* [Teks Bacaan]
Rupiah Sukses Menguat, Tapi Dalam "Mode" Waspada

Putu Agus Pransuamitra, CNBC Indonesia
14 February 2023 15:14
Pekerja memperlihatkan uang dolar di salah satu gerai money changer di Jakarta, Senin (4/7/2022).  (CNBC Indonesia/ Tri Susilo)
Foto: Ilustrasi dolar Amerika Serikat (AS). (CNBC Indonesia/ Tri Susilo)

Jakarta, CNBC Indonesia - Rupiah sukses menguat melawan dolar Amerika Serikat (AS) pada perdagangan Selasa (14/2/2023). Pasar kini berfokus pada rilis data inflasi AS malam ini.

Melansir data Refinitiv, rupiah mengakhiri perdagangan di Rp 15.155/US$, menguat 0,23% di pasar spot.

Konsensus Trading Economics memperkirakan inflasi AS diprediksi melambat menjadi 6,2% secara tahunan (year-on-year/yoy) pada bulan lalu. Angka ini turun dari 6,5% pada Desember 2022.

Jika terus menurun, maka The Fed kemungkinan tidak akan agresif lagi menaikkan suku bunga maka rupiah berpeluang menguat lebih lanjut.

Tetapi, jika inflasi malah naik yang terjadi bisa sebaliknya. Sehingga pelaku pasar masih waspada.

Ketua The Fed Jerome Powell pada pekan lalu menyatakan jika suku bunga bisa naik lebih tinggi dari prediksi sebelumnya jika pasar tenaga kerja masih terus kuat atau inflasi yang kembali meninggi.

"Kenyataannya kami bertindak berdasarkan data. Jadi jika kita terus melihat data, misalnya pasar tenaga kerja yang kuat atau inflasi yang kembali meninggi, itu akan membuat kami kembali menaikkan suku bunga dan bisa saja lebih tinggi dari yang diprediksi sebelumnya," ujar Powell, sebagaimana dilansir CNBC International, Rabu (8/2/2023).

Kemari rupiah melemah 0,4% ke Rp 15.190/US$, bahkan sempat menyentuh Rp 15.225/US$, terlemah dalam satu bulan terakhir.

Kinerja negatif tersebut, membuat rupiah mencatat pelemahan sekitar 2% sejak pekan lalu. Meski demikian, pelemahan tersebut masih terbilang wajar, sebab sebelumnya rupiah melesat 4 pekan beruntun dengan total 4,7%.

* [Daftar Entri]

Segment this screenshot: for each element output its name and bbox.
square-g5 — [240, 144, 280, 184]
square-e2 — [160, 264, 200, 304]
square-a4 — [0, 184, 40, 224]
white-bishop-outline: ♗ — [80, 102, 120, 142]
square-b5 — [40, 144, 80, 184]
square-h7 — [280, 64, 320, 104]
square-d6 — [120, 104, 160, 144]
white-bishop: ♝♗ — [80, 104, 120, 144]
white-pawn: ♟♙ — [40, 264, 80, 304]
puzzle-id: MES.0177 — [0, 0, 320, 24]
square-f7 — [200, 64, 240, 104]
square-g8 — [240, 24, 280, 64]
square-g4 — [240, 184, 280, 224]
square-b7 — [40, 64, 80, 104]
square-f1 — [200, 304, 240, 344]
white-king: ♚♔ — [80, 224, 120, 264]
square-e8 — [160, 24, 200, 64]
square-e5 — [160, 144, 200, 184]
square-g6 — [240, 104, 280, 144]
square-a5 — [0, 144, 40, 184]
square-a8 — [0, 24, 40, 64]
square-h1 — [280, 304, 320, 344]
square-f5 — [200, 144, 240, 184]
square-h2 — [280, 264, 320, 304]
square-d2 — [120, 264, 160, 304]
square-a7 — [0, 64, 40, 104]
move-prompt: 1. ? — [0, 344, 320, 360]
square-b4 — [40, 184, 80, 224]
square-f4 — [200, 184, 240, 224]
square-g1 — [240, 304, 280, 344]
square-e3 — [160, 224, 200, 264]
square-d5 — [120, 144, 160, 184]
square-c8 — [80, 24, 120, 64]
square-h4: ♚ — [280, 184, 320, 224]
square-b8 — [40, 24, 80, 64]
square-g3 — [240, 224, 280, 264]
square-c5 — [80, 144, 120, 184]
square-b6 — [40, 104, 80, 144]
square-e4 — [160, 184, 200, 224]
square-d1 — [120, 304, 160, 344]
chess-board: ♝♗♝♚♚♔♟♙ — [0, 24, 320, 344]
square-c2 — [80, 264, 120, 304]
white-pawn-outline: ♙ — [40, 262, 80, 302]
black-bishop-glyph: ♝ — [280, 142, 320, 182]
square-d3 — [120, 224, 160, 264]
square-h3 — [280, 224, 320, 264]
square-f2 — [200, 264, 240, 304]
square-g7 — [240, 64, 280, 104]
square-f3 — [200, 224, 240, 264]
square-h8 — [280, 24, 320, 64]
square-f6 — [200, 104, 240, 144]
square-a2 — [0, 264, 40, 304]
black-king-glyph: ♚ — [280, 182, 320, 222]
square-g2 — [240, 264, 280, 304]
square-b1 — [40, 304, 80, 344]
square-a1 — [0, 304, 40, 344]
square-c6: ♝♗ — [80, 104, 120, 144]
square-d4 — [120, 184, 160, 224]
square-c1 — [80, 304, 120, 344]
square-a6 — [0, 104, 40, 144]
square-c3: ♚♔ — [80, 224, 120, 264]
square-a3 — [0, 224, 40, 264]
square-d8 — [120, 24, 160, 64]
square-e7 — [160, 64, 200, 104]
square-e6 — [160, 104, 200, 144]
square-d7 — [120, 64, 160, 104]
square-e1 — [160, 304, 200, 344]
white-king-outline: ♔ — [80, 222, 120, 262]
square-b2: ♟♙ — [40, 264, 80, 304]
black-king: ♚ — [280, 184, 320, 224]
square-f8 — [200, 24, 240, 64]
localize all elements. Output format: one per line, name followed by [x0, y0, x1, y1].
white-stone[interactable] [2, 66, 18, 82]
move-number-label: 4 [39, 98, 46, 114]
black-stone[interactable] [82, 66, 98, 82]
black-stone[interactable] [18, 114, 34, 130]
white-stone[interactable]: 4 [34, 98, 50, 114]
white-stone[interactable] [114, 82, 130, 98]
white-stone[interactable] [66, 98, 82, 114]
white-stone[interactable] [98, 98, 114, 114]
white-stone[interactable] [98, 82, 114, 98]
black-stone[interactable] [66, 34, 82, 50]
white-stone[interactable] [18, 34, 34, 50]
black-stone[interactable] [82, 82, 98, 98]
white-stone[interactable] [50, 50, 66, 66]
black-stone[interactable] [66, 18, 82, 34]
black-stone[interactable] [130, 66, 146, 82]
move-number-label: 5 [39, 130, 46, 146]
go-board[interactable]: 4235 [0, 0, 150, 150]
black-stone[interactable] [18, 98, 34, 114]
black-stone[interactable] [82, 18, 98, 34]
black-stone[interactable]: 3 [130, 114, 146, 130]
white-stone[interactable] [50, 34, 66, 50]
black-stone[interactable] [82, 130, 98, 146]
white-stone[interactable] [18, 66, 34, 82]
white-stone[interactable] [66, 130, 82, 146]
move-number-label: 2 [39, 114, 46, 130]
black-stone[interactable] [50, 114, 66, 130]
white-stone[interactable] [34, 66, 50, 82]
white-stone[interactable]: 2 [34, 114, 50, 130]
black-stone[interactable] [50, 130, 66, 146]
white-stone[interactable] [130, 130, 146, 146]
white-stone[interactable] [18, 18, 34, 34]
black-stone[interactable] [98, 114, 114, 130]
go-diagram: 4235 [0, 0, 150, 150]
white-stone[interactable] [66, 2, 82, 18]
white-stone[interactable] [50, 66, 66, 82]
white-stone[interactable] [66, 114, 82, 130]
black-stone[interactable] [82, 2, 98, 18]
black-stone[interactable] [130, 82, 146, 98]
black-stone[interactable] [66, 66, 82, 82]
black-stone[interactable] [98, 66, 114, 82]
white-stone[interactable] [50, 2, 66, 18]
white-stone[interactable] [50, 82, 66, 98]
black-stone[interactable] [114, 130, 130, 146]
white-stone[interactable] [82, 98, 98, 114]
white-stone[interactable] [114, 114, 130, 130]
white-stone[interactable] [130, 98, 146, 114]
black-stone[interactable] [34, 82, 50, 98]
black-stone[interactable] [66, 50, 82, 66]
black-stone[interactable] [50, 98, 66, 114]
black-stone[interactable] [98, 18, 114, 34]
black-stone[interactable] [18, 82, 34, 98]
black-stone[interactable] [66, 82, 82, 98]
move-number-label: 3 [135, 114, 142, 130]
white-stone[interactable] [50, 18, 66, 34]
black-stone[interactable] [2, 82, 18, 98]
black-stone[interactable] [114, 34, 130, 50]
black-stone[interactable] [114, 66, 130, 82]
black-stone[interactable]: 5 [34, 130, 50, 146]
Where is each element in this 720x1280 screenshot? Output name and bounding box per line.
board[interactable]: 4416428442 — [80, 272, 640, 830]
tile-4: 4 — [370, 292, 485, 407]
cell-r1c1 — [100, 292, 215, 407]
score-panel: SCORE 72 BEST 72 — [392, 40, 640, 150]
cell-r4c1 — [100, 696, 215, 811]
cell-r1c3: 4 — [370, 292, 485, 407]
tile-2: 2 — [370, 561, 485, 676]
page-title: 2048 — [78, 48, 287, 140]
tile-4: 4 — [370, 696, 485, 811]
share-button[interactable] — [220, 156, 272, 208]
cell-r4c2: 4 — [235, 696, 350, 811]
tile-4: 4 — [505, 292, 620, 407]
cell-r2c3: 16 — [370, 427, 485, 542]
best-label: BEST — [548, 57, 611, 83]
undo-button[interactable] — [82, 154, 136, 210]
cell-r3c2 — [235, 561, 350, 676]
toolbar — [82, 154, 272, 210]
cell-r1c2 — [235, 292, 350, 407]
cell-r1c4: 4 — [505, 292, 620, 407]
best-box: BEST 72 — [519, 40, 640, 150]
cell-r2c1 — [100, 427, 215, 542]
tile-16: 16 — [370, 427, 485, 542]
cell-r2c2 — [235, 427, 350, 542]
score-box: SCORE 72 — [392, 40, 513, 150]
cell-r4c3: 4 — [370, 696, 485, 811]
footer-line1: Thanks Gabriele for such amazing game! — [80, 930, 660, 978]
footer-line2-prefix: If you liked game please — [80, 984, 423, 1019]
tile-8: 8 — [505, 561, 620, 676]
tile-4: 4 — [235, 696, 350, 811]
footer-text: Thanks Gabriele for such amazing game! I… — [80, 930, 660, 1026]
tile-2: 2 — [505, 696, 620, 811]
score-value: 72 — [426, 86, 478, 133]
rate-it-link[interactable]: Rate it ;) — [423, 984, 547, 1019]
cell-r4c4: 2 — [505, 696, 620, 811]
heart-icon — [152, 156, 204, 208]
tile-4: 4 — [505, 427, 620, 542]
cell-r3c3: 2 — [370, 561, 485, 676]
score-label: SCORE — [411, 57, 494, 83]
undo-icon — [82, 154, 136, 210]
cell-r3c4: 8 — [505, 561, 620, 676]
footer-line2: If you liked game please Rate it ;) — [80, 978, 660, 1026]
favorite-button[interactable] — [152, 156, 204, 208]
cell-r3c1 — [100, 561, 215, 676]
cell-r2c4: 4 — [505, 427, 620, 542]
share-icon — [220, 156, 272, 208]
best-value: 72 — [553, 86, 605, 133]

* [Petunjuk Latihan] Tolong sebutkan semua angka persentase dalam artikel tentang rupiah sesuai urutan kemunculannya.

* [Jawaban] 0,23%; 6,2%; 6,5%; 0,4%; 2%; 4,7%